● **Task to complete**
Restate each of the lines below word for word and drop every picture.

•••••

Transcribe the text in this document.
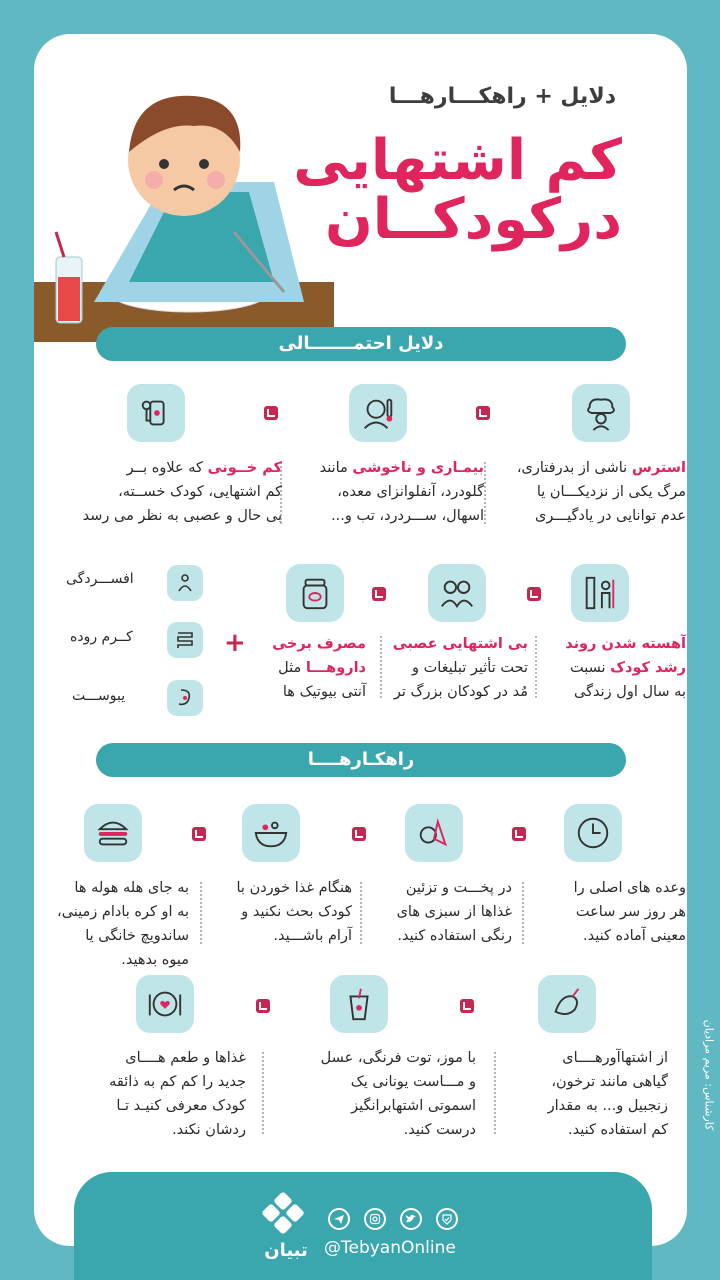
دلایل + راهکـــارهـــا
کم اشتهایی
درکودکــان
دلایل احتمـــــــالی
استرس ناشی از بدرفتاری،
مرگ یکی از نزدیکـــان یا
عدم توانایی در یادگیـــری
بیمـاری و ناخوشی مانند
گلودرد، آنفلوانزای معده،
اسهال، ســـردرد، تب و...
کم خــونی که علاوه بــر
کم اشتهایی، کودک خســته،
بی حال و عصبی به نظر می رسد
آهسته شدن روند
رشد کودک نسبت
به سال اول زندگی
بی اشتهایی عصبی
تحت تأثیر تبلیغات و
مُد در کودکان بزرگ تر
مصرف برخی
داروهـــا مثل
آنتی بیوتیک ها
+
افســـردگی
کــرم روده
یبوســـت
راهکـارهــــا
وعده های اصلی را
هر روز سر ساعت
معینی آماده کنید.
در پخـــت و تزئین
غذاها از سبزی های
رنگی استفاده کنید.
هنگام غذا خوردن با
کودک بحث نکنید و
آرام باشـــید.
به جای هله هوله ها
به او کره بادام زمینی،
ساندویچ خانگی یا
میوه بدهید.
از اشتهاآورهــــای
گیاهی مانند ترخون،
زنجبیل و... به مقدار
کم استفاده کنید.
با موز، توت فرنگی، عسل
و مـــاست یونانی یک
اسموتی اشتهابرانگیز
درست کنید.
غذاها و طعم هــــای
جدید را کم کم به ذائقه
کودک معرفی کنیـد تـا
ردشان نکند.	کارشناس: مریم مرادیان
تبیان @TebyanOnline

•••••

● **Correct output**
Transcribe the text in this document.
دلایل + راهکـــارهـــا
کم اشتهایی
درکودکــان
دلایل احتمـــــــالی
استرس ناشی از بدرفتاری،
مرگ یکی از نزدیکـــان یا
عدم توانایی در یادگیـــری
بیمـاری و ناخوشی مانند
گلودرد، آنفلوانزای معده،
اسهال، ســـردرد، تب و...
کم خــونی که علاوه بــر
کم اشتهایی، کودک خســته،
بی حال و عصبی به نظر می رسد
آهسته شدن روند
رشد کودک نسبت
به سال اول زندگی
بی اشتهایی عصبی
تحت تأثیر تبلیغات و
مُد در کودکان بزرگ تر
مصرف برخی
داروهـــا مثل
آنتی بیوتیک ها
+
افســـردگی
کــرم روده
یبوســـت
راهکـارهــــا
وعده های اصلی را
هر روز سر ساعت
معینی آماده کنید.
در پخـــت و تزئین
غذاها از سبزی های
رنگی استفاده کنید.
هنگام غذا خوردن با
کودک بحث نکنید و
آرام باشـــید.
به جای هله هوله ها
به او کره بادام زمینی،
ساندویچ خانگی یا
میوه بدهید.
از اشتهاآورهــــای
گیاهی مانند ترخون،
زنجبیل و... به مقدار
کم استفاده کنید.
با موز، توت فرنگی، عسل
و مـــاست یونانی یک
اسموتی اشتهابرانگیز
درست کنید.
غذاها و طعم هــــای
جدید را کم کم به ذائقه
کودک معرفی کنیـد تـا
ردشان نکند.	کارشناس: مریم مرادیان
تبیان @TebyanOnline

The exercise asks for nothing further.